Below are entries. Pull out all lines containing "voltage".

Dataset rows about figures

──────────

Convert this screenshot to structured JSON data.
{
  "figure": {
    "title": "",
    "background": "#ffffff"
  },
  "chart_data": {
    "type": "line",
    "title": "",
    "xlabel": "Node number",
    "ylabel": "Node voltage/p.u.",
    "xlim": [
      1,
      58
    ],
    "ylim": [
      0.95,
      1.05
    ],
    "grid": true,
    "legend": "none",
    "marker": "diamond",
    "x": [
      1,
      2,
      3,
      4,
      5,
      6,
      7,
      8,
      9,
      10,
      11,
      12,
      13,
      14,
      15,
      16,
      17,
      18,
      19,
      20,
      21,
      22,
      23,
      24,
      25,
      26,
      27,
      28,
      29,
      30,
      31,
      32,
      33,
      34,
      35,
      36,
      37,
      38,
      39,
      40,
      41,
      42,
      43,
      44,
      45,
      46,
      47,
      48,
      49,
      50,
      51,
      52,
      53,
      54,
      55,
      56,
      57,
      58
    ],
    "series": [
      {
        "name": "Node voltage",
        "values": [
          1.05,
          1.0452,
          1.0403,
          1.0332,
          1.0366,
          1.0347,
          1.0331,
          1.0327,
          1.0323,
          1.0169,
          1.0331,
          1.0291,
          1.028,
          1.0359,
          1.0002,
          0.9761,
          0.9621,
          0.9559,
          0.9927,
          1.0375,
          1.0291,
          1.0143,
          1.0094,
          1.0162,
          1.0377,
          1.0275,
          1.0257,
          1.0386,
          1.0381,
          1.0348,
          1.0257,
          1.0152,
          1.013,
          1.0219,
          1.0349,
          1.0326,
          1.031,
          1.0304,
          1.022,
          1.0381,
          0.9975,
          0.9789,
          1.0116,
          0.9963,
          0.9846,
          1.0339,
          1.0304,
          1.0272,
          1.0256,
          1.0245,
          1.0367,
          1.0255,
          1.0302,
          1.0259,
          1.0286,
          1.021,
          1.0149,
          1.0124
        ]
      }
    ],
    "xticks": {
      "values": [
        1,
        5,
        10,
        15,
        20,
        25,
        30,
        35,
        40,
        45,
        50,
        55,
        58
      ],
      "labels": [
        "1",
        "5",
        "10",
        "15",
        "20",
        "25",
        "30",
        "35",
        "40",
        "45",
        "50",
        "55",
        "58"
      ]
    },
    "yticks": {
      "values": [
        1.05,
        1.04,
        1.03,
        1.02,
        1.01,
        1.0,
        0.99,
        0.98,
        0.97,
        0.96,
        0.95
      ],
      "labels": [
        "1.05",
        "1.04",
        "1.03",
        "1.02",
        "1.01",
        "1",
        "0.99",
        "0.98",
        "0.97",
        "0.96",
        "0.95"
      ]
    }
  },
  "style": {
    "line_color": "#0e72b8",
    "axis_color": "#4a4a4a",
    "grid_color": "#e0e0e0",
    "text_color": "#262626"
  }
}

──────────

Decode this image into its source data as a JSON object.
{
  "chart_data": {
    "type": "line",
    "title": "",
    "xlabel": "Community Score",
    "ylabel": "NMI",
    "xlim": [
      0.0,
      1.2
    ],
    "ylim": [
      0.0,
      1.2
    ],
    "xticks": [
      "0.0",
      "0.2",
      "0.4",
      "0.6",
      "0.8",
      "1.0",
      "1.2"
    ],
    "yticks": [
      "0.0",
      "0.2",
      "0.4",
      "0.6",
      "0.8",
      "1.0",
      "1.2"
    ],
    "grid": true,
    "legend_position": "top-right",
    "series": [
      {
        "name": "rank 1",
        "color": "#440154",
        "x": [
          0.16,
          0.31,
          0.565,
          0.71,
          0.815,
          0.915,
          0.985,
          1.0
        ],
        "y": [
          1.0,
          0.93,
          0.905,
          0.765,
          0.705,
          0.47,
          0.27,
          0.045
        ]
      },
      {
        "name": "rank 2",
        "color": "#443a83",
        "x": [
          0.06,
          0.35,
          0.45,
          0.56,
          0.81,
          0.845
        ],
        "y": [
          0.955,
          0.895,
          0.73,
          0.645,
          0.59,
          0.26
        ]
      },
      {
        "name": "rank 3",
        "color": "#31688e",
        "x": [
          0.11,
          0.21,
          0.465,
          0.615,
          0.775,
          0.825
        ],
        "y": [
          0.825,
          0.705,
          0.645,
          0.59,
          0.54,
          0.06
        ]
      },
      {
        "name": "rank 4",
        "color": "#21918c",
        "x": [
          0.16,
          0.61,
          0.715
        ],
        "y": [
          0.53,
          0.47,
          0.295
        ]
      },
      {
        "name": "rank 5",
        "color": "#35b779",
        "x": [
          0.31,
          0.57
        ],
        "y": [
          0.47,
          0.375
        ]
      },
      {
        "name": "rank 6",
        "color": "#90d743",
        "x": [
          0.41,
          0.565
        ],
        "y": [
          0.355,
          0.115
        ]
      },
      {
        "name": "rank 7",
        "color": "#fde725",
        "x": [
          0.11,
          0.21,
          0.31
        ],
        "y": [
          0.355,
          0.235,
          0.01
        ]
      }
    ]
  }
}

──────────

#### Answer in full
    "ylabel": "Node voltage/p.u.",
        "name": "Node voltage",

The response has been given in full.